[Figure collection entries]
____

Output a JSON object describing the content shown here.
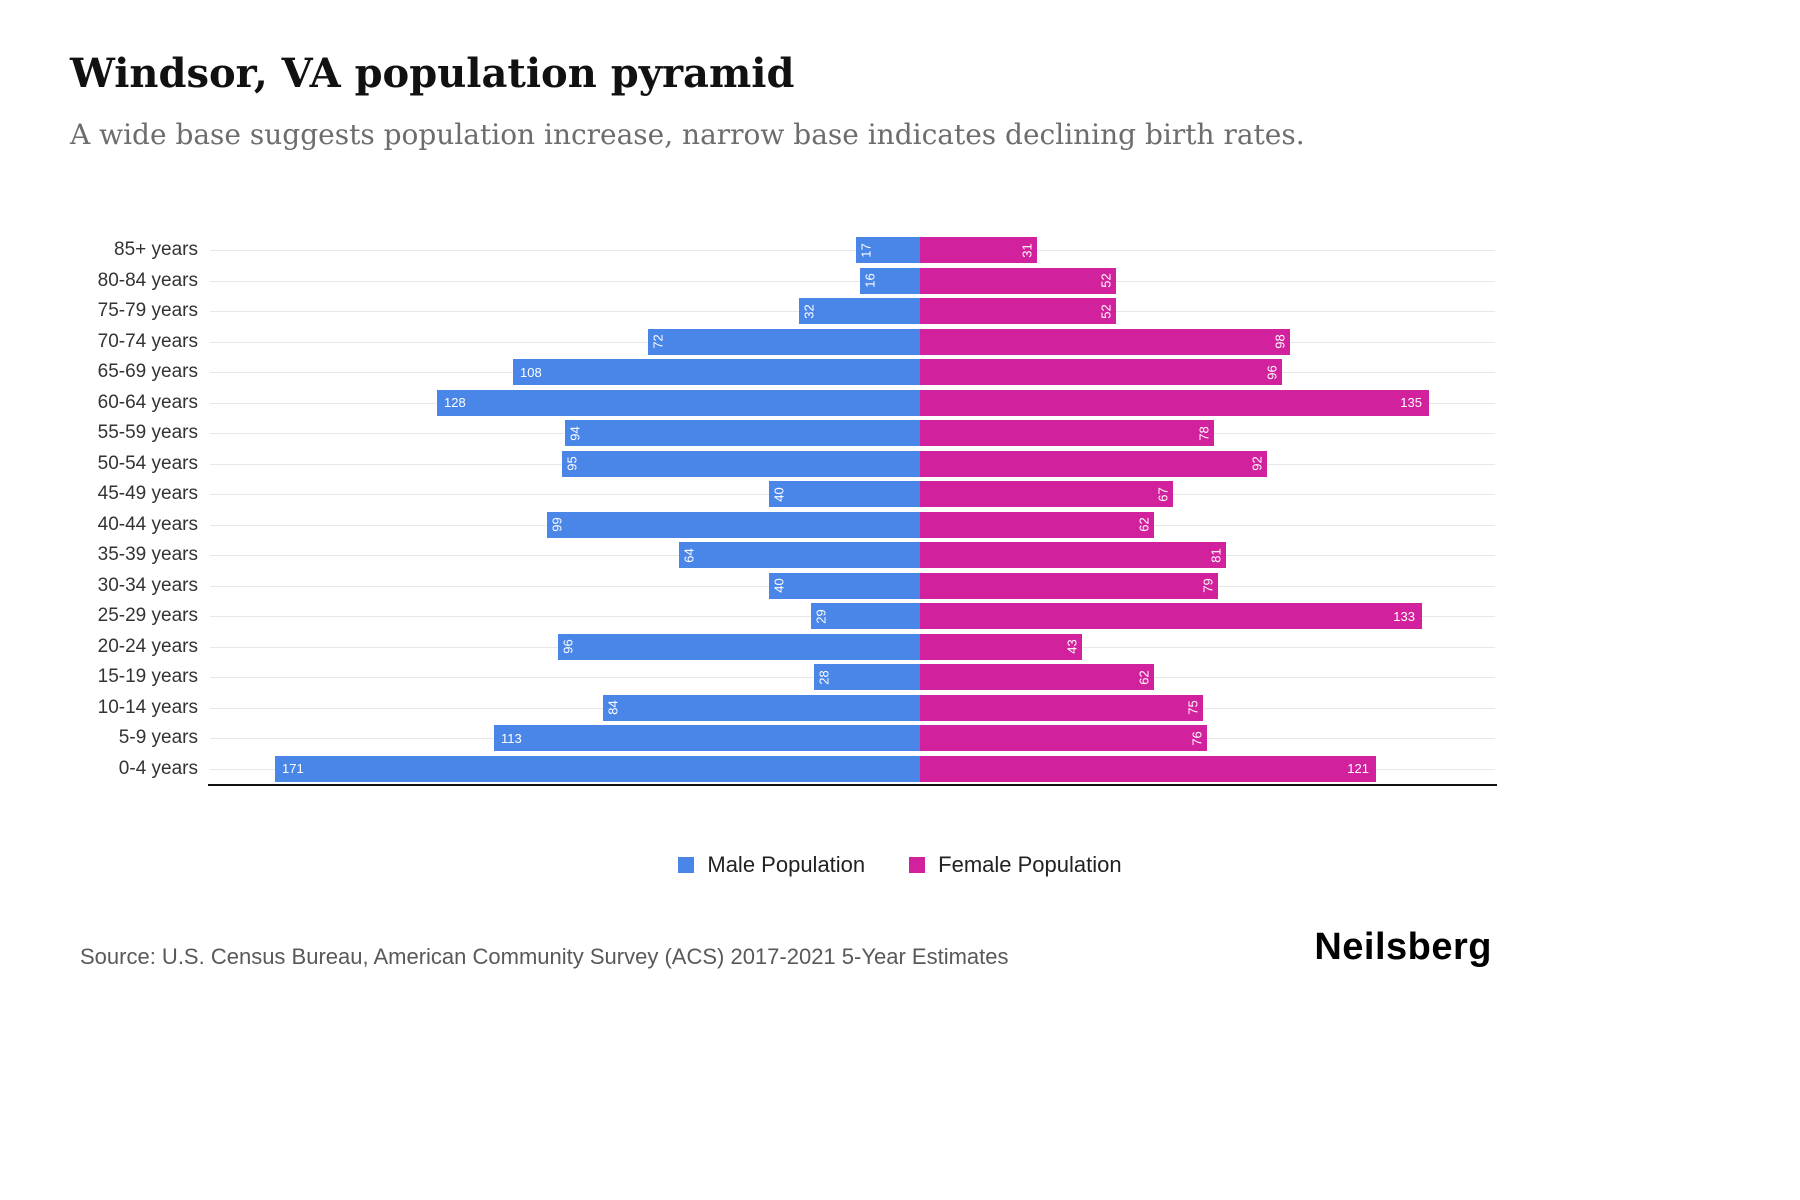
{
  "header": {
    "title": "Windsor, VA population pyramid",
    "subtitle": "A wide base suggests population increase, narrow base indicates declining birth rates."
  },
  "chart_data": {
    "type": "bar",
    "subtype": "population-pyramid",
    "orientation": "horizontal",
    "categories": [
      "85+ years",
      "80-84 years",
      "75-79 years",
      "70-74 years",
      "65-69 years",
      "60-64 years",
      "55-59 years",
      "50-54 years",
      "45-49 years",
      "40-44 years",
      "35-39 years",
      "30-34 years",
      "25-29 years",
      "20-24 years",
      "15-19 years",
      "10-14 years",
      "5-9 years",
      "0-4 years"
    ],
    "series": [
      {
        "name": "Male Population",
        "color": "#4a86e8",
        "values": [
          17,
          16,
          32,
          72,
          108,
          128,
          94,
          95,
          40,
          99,
          64,
          40,
          29,
          96,
          28,
          84,
          113,
          171
        ]
      },
      {
        "name": "Female Population",
        "color": "#d2219c",
        "values": [
          31,
          52,
          52,
          98,
          96,
          135,
          78,
          92,
          67,
          62,
          81,
          79,
          133,
          43,
          62,
          75,
          76,
          121
        ]
      }
    ],
    "value_max": 171,
    "grid": "horizontal-light",
    "legend_position": "bottom-center",
    "value_labels": "inside-bar-ends, white, rotated 90deg when value < 100"
  },
  "legend": {
    "items": [
      {
        "label": "Male Population",
        "color": "#4a86e8"
      },
      {
        "label": "Female Population",
        "color": "#d2219c"
      }
    ]
  },
  "footer": {
    "source": "Source: U.S. Census Bureau, American Community Survey (ACS) 2017-2021 5-Year Estimates",
    "brand": "Neilsberg"
  }
}
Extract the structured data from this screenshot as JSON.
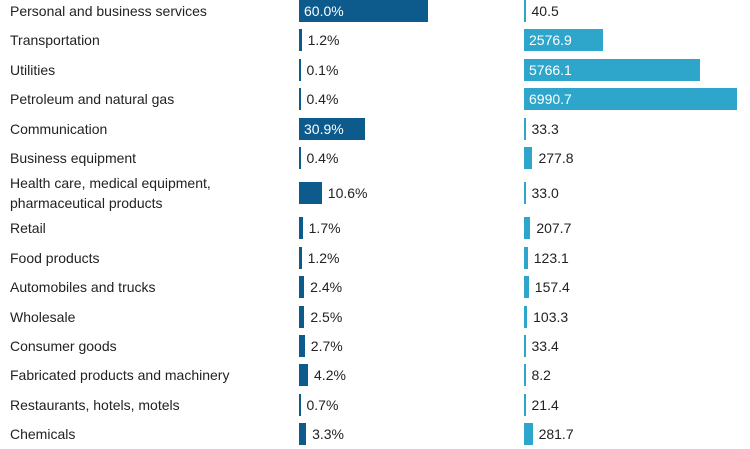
{
  "chart_data": {
    "type": "bar",
    "categories": [
      "Personal and business services",
      "Transportation",
      "Utilities",
      "Petroleum and natural gas",
      "Communication",
      "Business equipment",
      "Health care, medical equipment,\npharmaceutical products",
      "Retail",
      "Food products",
      "Automobiles and trucks",
      "Wholesale",
      "Consumer goods",
      "Fabricated products and machinery",
      "Restaurants, hotels, motels",
      "Chemicals"
    ],
    "series": [
      {
        "color": "#0d5a8c",
        "values": [
          60.0,
          1.2,
          0.1,
          0.4,
          30.9,
          0.4,
          10.6,
          1.7,
          1.2,
          2.4,
          2.5,
          2.7,
          4.2,
          0.7,
          3.3
        ],
        "value_labels": [
          "60.0%",
          "1.2%",
          "0.1%",
          "0.4%",
          "30.9%",
          "0.4%",
          "10.6%",
          "1.7%",
          "1.2%",
          "2.4%",
          "2.5%",
          "2.7%",
          "4.2%",
          "0.7%",
          "3.3%"
        ]
      },
      {
        "color": "#2ea6cc",
        "values": [
          40.5,
          2576.9,
          5766.1,
          6990.7,
          33.3,
          277.8,
          33.0,
          207.7,
          123.1,
          157.4,
          103.3,
          33.4,
          8.2,
          21.4,
          281.7
        ],
        "value_labels": [
          "40.5",
          "2576.9",
          "5766.1",
          "6990.7",
          "33.3",
          "277.8",
          "33.0",
          "207.7",
          "123.1",
          "157.4",
          "103.3",
          "33.4",
          "8.2",
          "21.4",
          "281.7"
        ]
      }
    ]
  }
}
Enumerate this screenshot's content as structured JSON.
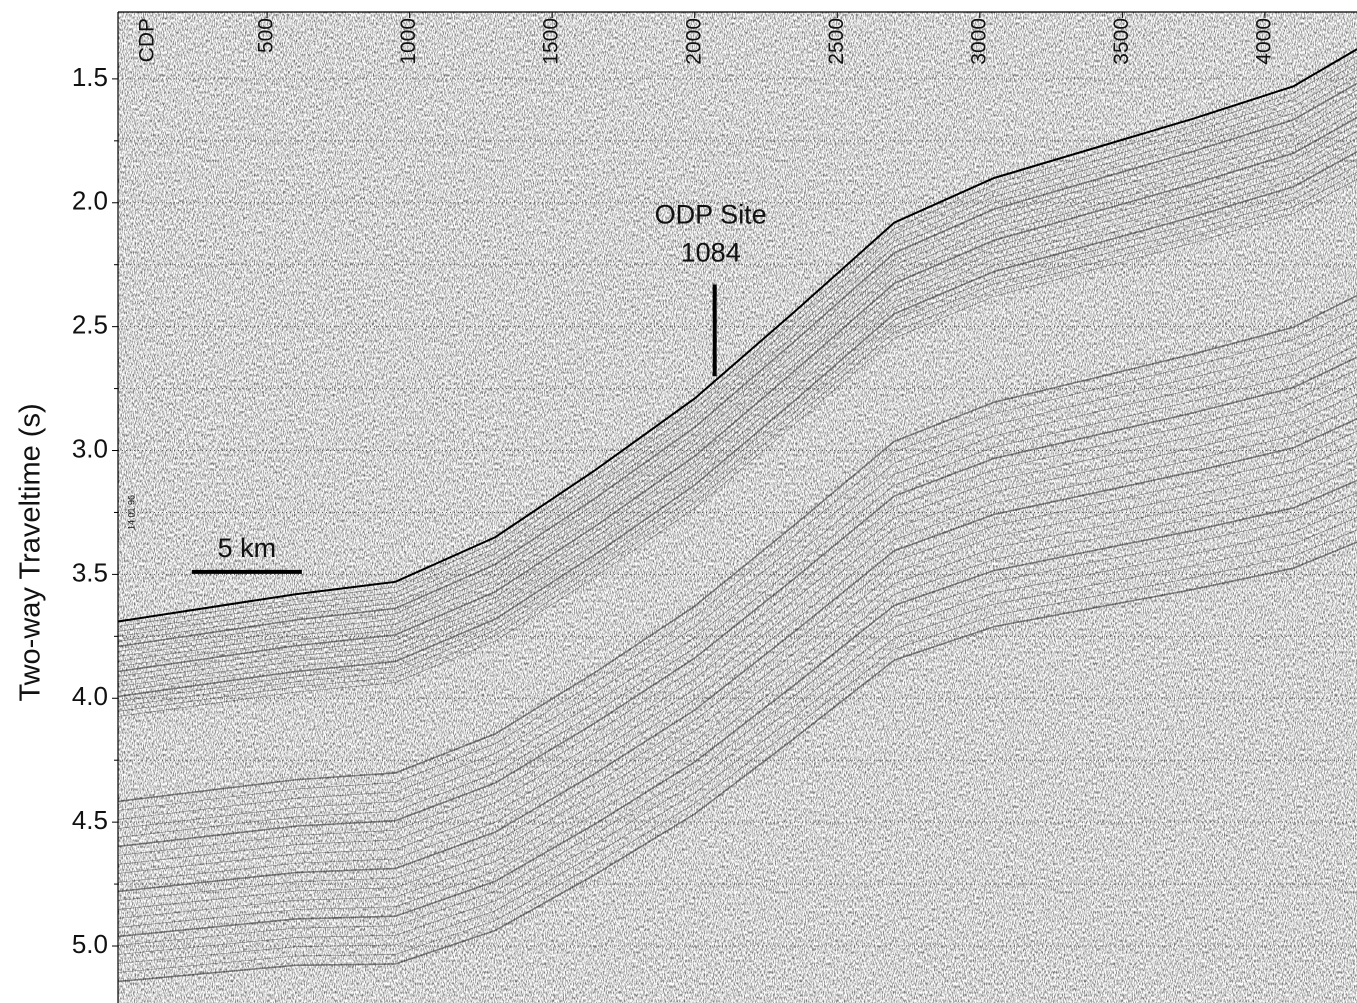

____

- **The exercise**
Quote every record above exactly, leaving out the pictures.

- **Response below**
Output a JSON object describing the content shown here.
{
  "header": {
    "title": "Windsor, VA population pyramid",
    "subtitle": "A wide base suggests population increase, narrow base indicates declining birth rates."
  },
  "chart_data": {
    "type": "bar",
    "subtype": "population-pyramid",
    "orientation": "horizontal",
    "categories": [
      "85+ years",
      "80-84 years",
      "75-79 years",
      "70-74 years",
      "65-69 years",
      "60-64 years",
      "55-59 years",
      "50-54 years",
      "45-49 years",
      "40-44 years",
      "35-39 years",
      "30-34 years",
      "25-29 years",
      "20-24 years",
      "15-19 years",
      "10-14 years",
      "5-9 years",
      "0-4 years"
    ],
    "series": [
      {
        "name": "Male Population",
        "color": "#4a86e8",
        "values": [
          17,
          16,
          32,
          72,
          108,
          128,
          94,
          95,
          40,
          99,
          64,
          40,
          29,
          96,
          28,
          84,
          113,
          171
        ]
      },
      {
        "name": "Female Population",
        "color": "#d2219c",
        "values": [
          31,
          52,
          52,
          98,
          96,
          135,
          78,
          92,
          67,
          62,
          81,
          79,
          133,
          43,
          62,
          75,
          76,
          121
        ]
      }
    ],
    "value_max": 171,
    "grid": "horizontal-light",
    "legend_position": "bottom-center",
    "value_labels": "inside-bar-ends, white, rotated 90deg when value < 100"
  },
  "legend": {
    "items": [
      {
        "label": "Male Population",
        "color": "#4a86e8"
      },
      {
        "label": "Female Population",
        "color": "#d2219c"
      }
    ]
  },
  "footer": {
    "source": "Source: U.S. Census Bureau, American Community Survey (ACS) 2017-2021 5-Year Estimates",
    "brand": "Neilsberg"
  }
}
Extract the structured data from this screenshot as JSON.
{
  "chart_data": {
    "type": "bar",
    "categories": [
      "Personal and business services",
      "Transportation",
      "Utilities",
      "Petroleum and natural gas",
      "Communication",
      "Business equipment",
      "Health care, medical equipment,\npharmaceutical products",
      "Retail",
      "Food products",
      "Automobiles and trucks",
      "Wholesale",
      "Consumer goods",
      "Fabricated products and machinery",
      "Restaurants, hotels, motels",
      "Chemicals"
    ],
    "series": [
      {
        "color": "#0d5a8c",
        "values": [
          60.0,
          1.2,
          0.1,
          0.4,
          30.9,
          0.4,
          10.6,
          1.7,
          1.2,
          2.4,
          2.5,
          2.7,
          4.2,
          0.7,
          3.3
        ],
        "value_labels": [
          "60.0%",
          "1.2%",
          "0.1%",
          "0.4%",
          "30.9%",
          "0.4%",
          "10.6%",
          "1.7%",
          "1.2%",
          "2.4%",
          "2.5%",
          "2.7%",
          "4.2%",
          "0.7%",
          "3.3%"
        ]
      },
      {
        "color": "#2ea6cc",
        "values": [
          40.5,
          2576.9,
          5766.1,
          6990.7,
          33.3,
          277.8,
          33.0,
          207.7,
          123.1,
          157.4,
          103.3,
          33.4,
          8.2,
          21.4,
          281.7
        ],
        "value_labels": [
          "40.5",
          "2576.9",
          "5766.1",
          "6990.7",
          "33.3",
          "277.8",
          "33.0",
          "207.7",
          "123.1",
          "157.4",
          "103.3",
          "33.4",
          "8.2",
          "21.4",
          "281.7"
        ]
      }
    ]
  }
}
Enumerate this screenshot's content as structured JSON.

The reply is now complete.